--- begin Extracted data ---
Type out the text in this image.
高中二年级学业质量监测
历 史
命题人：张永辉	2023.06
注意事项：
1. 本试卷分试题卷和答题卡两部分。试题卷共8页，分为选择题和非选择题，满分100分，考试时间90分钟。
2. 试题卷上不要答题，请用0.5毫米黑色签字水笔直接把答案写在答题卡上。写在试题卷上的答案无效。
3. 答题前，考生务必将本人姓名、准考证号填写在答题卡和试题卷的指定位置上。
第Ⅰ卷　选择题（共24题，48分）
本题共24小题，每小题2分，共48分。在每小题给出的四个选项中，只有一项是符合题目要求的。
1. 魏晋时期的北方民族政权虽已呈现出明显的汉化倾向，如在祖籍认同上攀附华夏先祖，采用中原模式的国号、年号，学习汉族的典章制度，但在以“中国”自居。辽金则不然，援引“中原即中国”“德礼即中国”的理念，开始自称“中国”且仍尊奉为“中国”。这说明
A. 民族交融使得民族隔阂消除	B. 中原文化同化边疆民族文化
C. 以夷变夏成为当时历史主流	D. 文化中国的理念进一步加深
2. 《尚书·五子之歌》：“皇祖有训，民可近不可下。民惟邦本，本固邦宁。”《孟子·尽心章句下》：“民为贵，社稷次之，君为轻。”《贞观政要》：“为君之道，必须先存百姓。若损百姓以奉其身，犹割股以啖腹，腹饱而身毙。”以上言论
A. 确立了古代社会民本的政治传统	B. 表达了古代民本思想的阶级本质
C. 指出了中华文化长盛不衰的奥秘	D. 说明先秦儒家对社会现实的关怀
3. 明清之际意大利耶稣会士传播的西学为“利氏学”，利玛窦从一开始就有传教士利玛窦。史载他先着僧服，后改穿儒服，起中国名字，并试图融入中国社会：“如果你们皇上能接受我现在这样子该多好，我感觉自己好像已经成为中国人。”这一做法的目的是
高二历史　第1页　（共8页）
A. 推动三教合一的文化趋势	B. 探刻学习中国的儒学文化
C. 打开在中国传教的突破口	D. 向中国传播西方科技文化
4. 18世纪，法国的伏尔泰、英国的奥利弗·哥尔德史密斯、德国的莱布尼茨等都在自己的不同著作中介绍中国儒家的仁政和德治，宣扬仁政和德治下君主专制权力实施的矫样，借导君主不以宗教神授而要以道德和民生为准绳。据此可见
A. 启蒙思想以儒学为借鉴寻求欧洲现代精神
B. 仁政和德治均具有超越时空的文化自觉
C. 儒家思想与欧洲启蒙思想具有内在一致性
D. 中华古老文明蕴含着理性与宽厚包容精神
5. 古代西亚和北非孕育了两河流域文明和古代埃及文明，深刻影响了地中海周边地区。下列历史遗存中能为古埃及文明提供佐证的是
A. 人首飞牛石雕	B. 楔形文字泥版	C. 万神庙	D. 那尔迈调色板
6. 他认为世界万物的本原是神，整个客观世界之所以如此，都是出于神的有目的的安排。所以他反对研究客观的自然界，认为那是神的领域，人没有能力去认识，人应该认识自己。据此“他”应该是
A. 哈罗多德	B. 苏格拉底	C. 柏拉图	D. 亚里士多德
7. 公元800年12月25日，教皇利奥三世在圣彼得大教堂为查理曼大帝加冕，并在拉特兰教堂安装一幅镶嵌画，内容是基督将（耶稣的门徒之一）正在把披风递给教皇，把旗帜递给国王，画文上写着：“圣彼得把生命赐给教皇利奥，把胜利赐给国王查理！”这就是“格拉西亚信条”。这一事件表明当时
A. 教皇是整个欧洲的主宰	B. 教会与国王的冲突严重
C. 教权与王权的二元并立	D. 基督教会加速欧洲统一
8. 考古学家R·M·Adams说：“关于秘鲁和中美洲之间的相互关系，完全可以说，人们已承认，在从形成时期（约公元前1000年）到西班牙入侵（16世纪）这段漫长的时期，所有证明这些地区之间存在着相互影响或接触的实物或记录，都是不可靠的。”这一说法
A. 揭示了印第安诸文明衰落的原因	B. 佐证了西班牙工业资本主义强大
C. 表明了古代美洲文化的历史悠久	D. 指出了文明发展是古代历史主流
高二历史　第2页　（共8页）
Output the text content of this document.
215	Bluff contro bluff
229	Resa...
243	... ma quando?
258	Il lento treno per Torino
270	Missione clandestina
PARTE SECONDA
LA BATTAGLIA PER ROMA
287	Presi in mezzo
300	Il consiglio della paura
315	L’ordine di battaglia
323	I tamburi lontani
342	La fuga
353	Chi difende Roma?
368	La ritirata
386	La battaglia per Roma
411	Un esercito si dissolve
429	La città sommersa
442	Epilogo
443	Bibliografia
--- end Extracted data ---
*Directive*: Go through the material above and copy each line that has the word "text".

*Full solution*:
Type out the text in this image.
Output the text content of this document.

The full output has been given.